[Aim] Counting only lines that hold "toujours", give the total and nothing more.

[Records for this task]
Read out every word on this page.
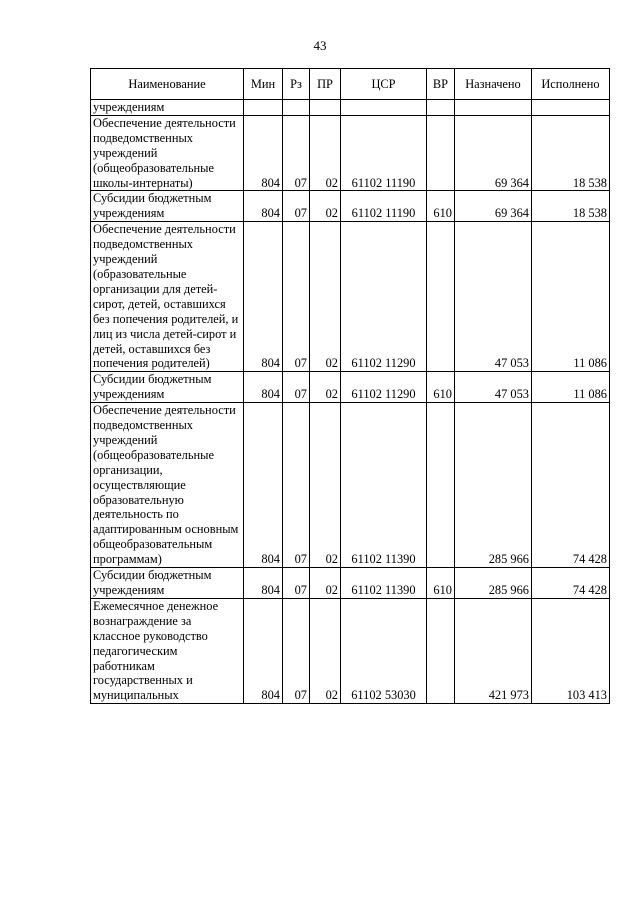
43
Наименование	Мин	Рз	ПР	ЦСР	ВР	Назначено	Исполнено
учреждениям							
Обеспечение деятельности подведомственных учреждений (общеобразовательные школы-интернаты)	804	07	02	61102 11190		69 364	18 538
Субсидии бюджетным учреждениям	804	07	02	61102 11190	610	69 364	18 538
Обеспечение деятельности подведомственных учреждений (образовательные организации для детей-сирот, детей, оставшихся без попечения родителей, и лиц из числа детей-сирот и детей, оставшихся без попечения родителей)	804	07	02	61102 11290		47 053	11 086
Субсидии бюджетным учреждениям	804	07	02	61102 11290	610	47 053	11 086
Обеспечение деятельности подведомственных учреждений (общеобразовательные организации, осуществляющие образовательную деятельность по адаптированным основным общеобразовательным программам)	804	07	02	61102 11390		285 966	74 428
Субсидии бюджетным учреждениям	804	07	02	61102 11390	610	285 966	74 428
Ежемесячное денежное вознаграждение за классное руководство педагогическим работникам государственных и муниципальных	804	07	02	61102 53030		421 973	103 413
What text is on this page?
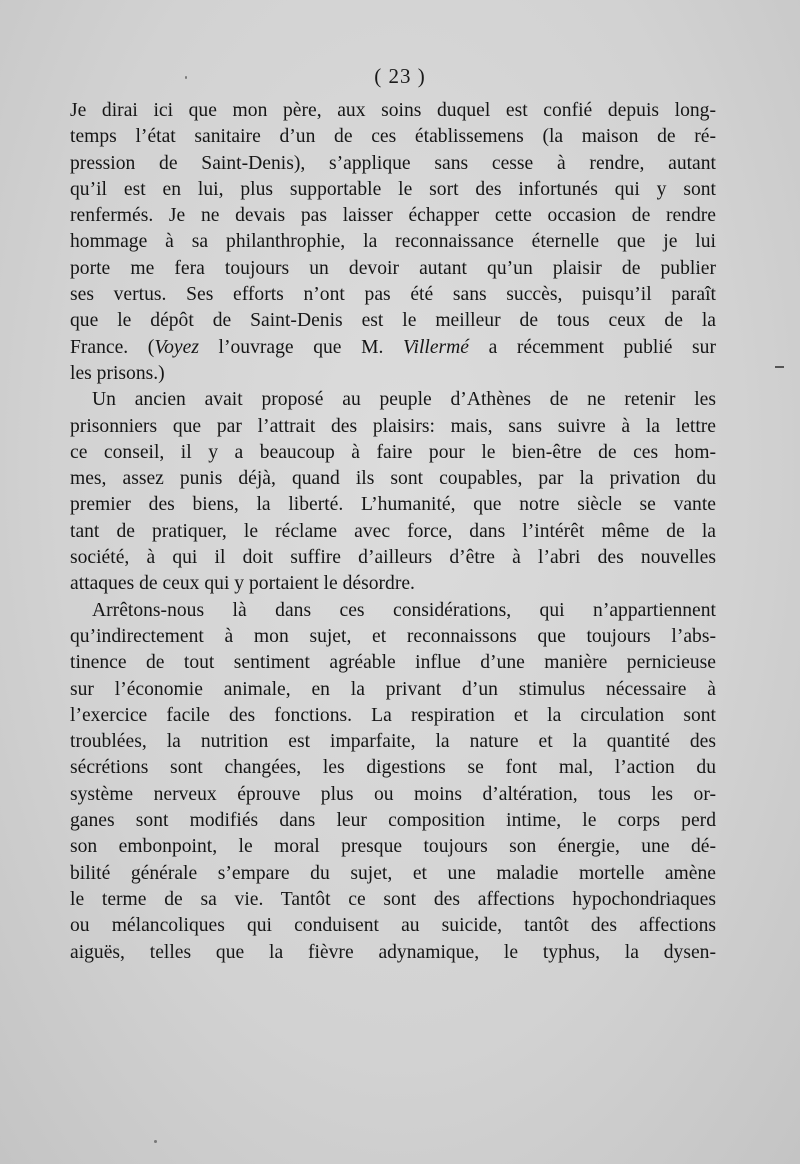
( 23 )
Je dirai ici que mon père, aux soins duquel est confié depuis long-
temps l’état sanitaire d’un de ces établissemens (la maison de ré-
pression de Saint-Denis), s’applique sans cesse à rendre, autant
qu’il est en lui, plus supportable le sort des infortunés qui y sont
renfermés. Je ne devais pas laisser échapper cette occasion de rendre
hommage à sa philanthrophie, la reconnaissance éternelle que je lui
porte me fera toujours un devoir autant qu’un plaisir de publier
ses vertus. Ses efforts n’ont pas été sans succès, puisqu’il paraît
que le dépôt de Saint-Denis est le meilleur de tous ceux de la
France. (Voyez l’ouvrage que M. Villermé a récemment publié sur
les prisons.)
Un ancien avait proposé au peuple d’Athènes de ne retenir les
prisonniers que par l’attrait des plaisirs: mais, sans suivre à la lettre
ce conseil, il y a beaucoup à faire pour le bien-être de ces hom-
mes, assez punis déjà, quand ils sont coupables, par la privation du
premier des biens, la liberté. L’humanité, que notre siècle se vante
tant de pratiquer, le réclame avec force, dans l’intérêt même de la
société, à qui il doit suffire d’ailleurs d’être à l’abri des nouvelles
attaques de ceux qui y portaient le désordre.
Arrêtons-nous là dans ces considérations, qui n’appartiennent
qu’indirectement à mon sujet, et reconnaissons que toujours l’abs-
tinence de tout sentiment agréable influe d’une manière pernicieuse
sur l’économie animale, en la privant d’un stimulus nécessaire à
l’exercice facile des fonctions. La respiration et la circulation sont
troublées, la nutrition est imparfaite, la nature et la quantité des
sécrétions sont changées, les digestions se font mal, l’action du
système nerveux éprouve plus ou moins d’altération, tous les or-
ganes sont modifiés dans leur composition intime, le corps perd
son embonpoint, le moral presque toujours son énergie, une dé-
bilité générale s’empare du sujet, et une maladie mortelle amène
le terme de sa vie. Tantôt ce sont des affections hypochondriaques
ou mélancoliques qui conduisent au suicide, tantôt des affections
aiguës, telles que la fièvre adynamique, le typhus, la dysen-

[Completed task] 3